**GIVEN EXERCISE**
Reproduce the listing exactly and skip over any pictures.
+ + +
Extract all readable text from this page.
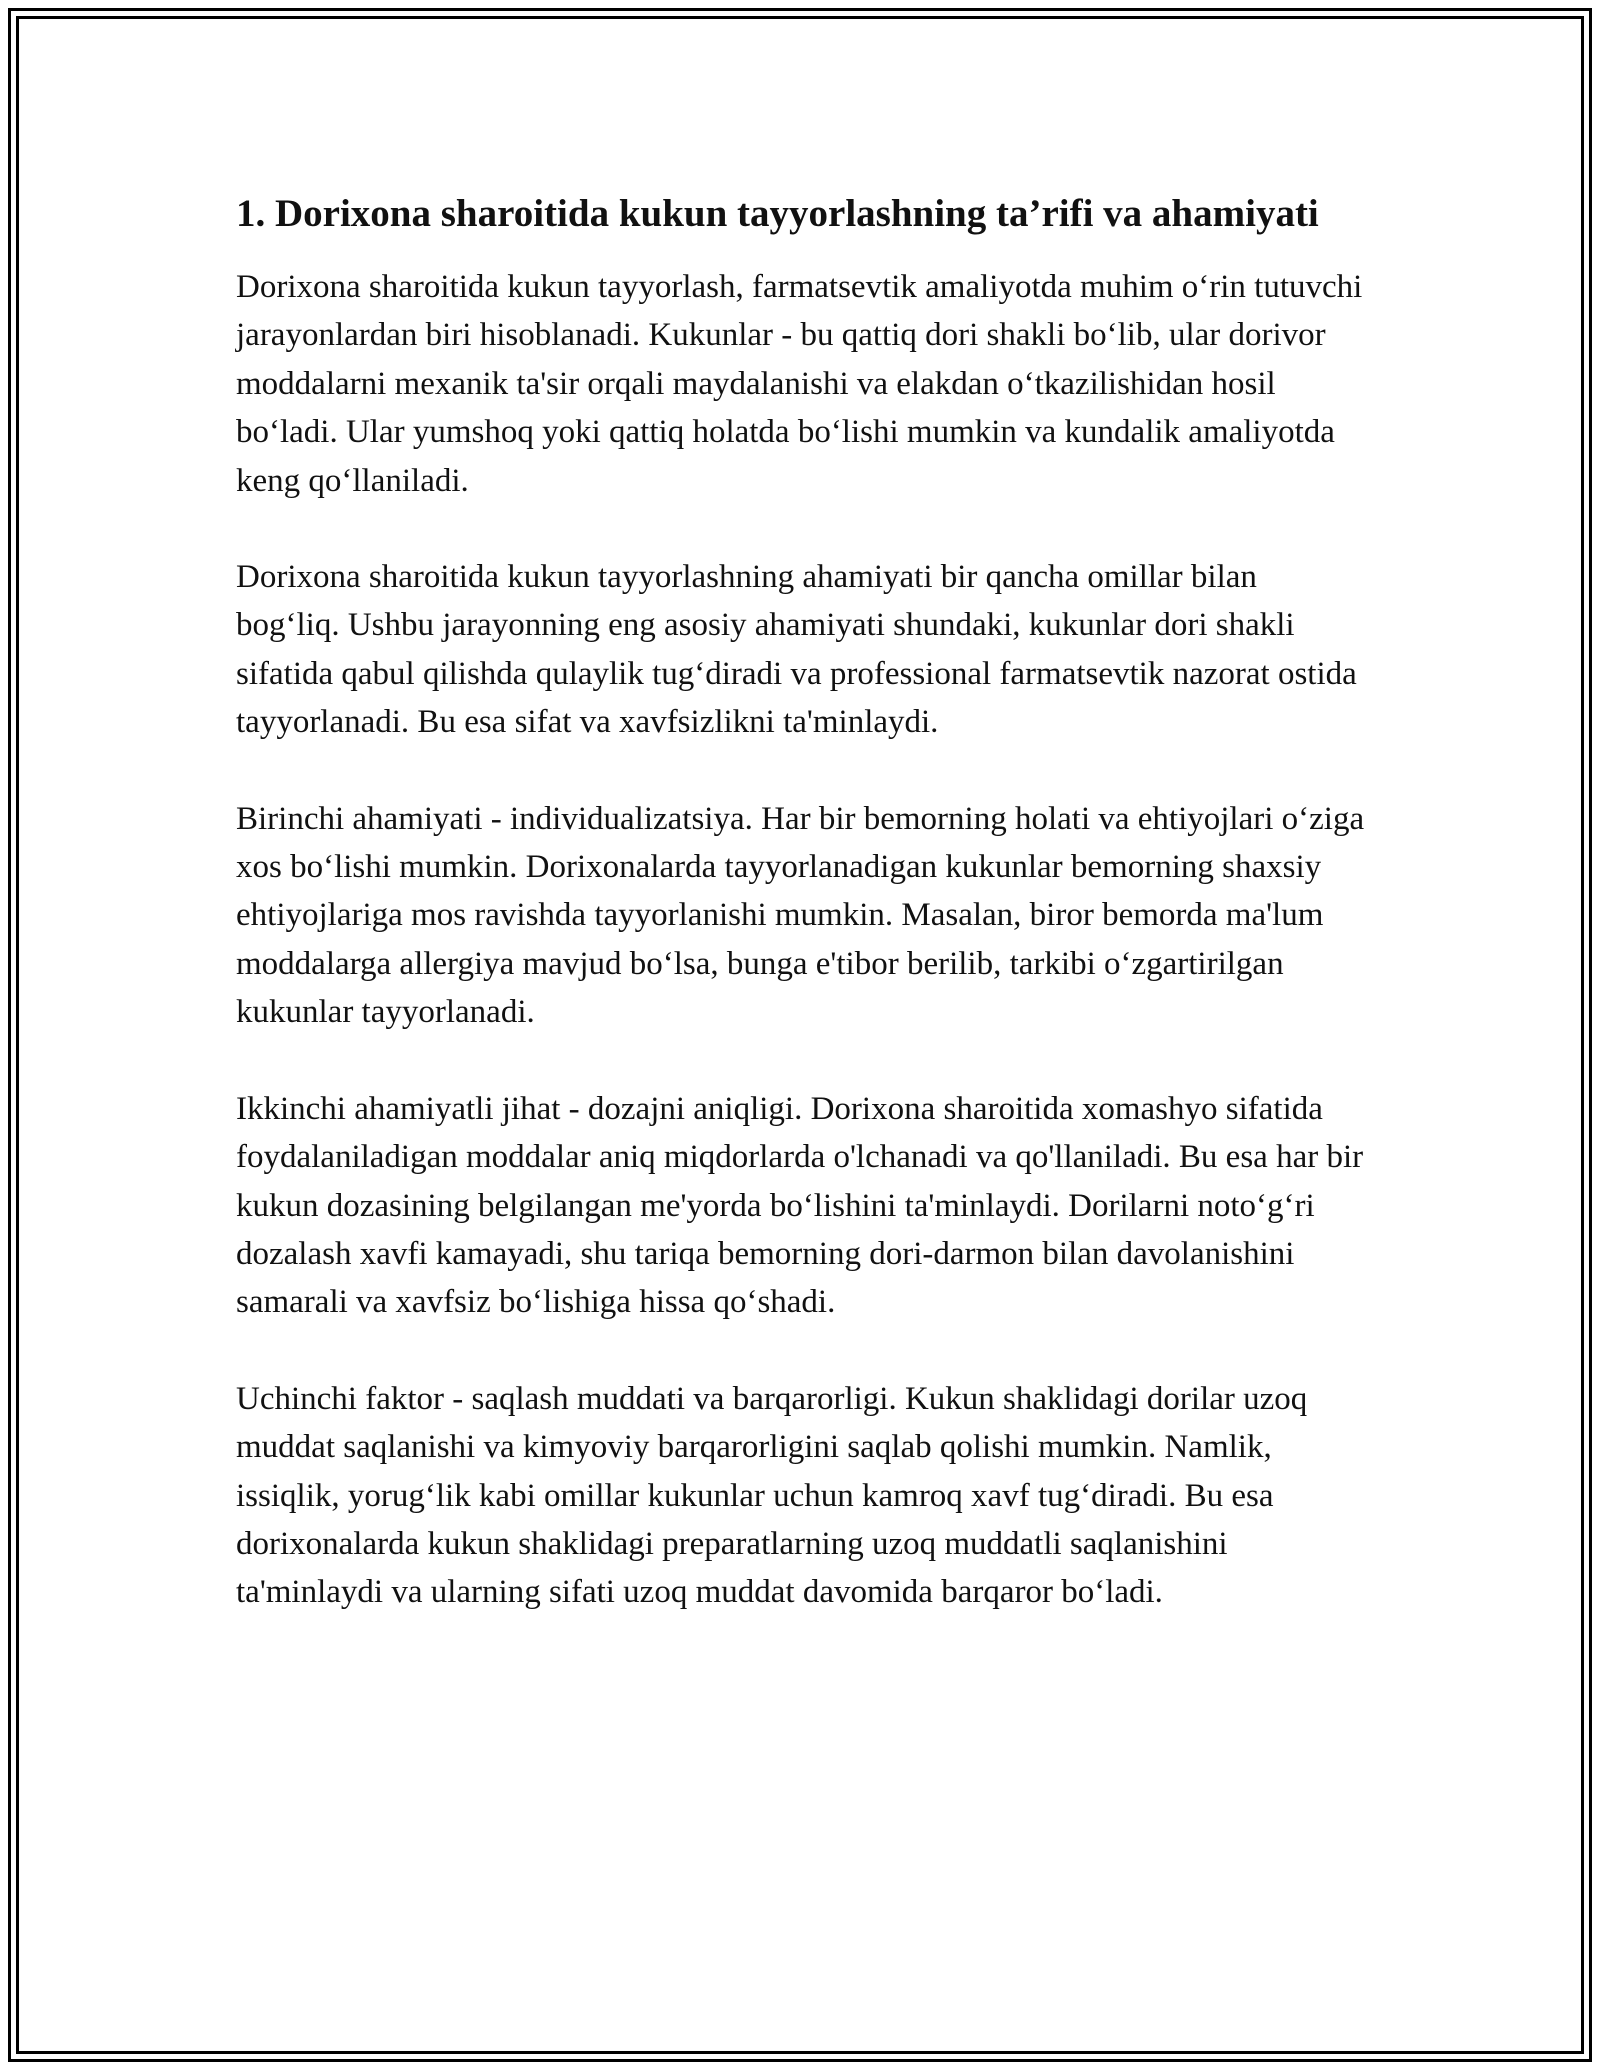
1. Dorixona sharoitida kukun tayyorlashning ta’rifi va ahamiyati

Dorixona sharoitida kukun tayyorlash, farmatsevtik amaliyotda muhim o‘rin tutuvchi jarayonlardan biri hisoblanadi. Kukunlar - bu qattiq dori shakli bo‘lib, ular dorivor moddalarni mexanik ta'sir orqali maydalanishi va elakdan o‘tkazilishidan hosil bo‘ladi. Ular yumshoq yoki qattiq holatda bo‘lishi mumkin va kundalik amaliyotda keng qo‘llaniladi.

Dorixona sharoitida kukun tayyorlashning ahamiyati bir qancha omillar bilan bog‘liq. Ushbu jarayonning eng asosiy ahamiyati shundaki, kukunlar dori shakli sifatida qabul qilishda qulaylik tug‘diradi va professional farmatsevtik nazorat ostida tayyorlanadi. Bu esa sifat va xavfsizlikni ta'minlaydi.

Birinchi ahamiyati - individualizatsiya. Har bir bemorning holati va ehtiyojlari o‘ziga xos bo‘lishi mumkin. Dorixonalarda tayyorlanadigan kukunlar bemorning shaxsiy ehtiyojlariga mos ravishda tayyorlanishi mumkin. Masalan, biror bemorda ma'lum moddalarga allergiya mavjud bo‘lsa, bunga e'tibor berilib, tarkibi o‘zgartirilgan kukunlar tayyorlanadi.

Ikkinchi ahamiyatli jihat - dozajni aniqligi. Dorixona sharoitida xomashyo sifatida foydalaniladigan moddalar aniq miqdorlarda o'lchanadi va qo'llaniladi. Bu esa har bir kukun dozasining belgilangan me'yorda bo‘lishini ta'minlaydi. Dorilarni noto‘g‘ri dozalash xavfi kamayadi, shu tariqa bemorning dori-darmon bilan davolanishini samarali va xavfsiz bo‘lishiga hissa qo‘shadi.

Uchinchi faktor - saqlash muddati va barqarorligi. Kukun shaklidagi dorilar uzoq muddat saqlanishi va kimyoviy barqarorligini saqlab qolishi mumkin. Namlik, issiqlik, yorug‘lik kabi omillar kukunlar uchun kamroq xavf tug‘diradi. Bu esa dorixonalarda kukun shaklidagi preparatlarning uzoq muddatli saqlanishini ta'minlaydi va ularning sifati uzoq muddat davomida barqaror bo‘ladi.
+ + +
**SOLUTION FOR THIS TASK**
Extract all readable text from this page.
1. Dorixona sharoitida kukun tayyorlashning ta’rifi va ahamiyati

Dorixona sharoitida kukun tayyorlash, farmatsevtik amaliyotda muhim o‘rin tutuvchi jarayonlardan biri hisoblanadi. Kukunlar - bu qattiq dori shakli bo‘lib, ular dorivor moddalarni mexanik ta'sir orqali maydalanishi va elakdan o‘tkazilishidan hosil bo‘ladi. Ular yumshoq yoki qattiq holatda bo‘lishi mumkin va kundalik amaliyotda keng qo‘llaniladi.

Dorixona sharoitida kukun tayyorlashning ahamiyati bir qancha omillar bilan bog‘liq. Ushbu jarayonning eng asosiy ahamiyati shundaki, kukunlar dori shakli sifatida qabul qilishda qulaylik tug‘diradi va professional farmatsevtik nazorat ostida tayyorlanadi. Bu esa sifat va xavfsizlikni ta'minlaydi.

Birinchi ahamiyati - individualizatsiya. Har bir bemorning holati va ehtiyojlari o‘ziga xos bo‘lishi mumkin. Dorixonalarda tayyorlanadigan kukunlar bemorning shaxsiy ehtiyojlariga mos ravishda tayyorlanishi mumkin. Masalan, biror bemorda ma'lum moddalarga allergiya mavjud bo‘lsa, bunga e'tibor berilib, tarkibi o‘zgartirilgan kukunlar tayyorlanadi.

Ikkinchi ahamiyatli jihat - dozajni aniqligi. Dorixona sharoitida xomashyo sifatida foydalaniladigan moddalar aniq miqdorlarda o'lchanadi va qo'llaniladi. Bu esa har bir kukun dozasining belgilangan me'yorda bo‘lishini ta'minlaydi. Dorilarni noto‘g‘ri dozalash xavfi kamayadi, shu tariqa bemorning dori-darmon bilan davolanishini samarali va xavfsiz bo‘lishiga hissa qo‘shadi.

Uchinchi faktor - saqlash muddati va barqarorligi. Kukun shaklidagi dorilar uzoq muddat saqlanishi va kimyoviy barqarorligini saqlab qolishi mumkin. Namlik, issiqlik, yorug‘lik kabi omillar kukunlar uchun kamroq xavf tug‘diradi. Bu esa dorixonalarda kukun shaklidagi preparatlarning uzoq muddatli saqlanishini ta'minlaydi va ularning sifati uzoq muddat davomida barqaror bo‘ladi.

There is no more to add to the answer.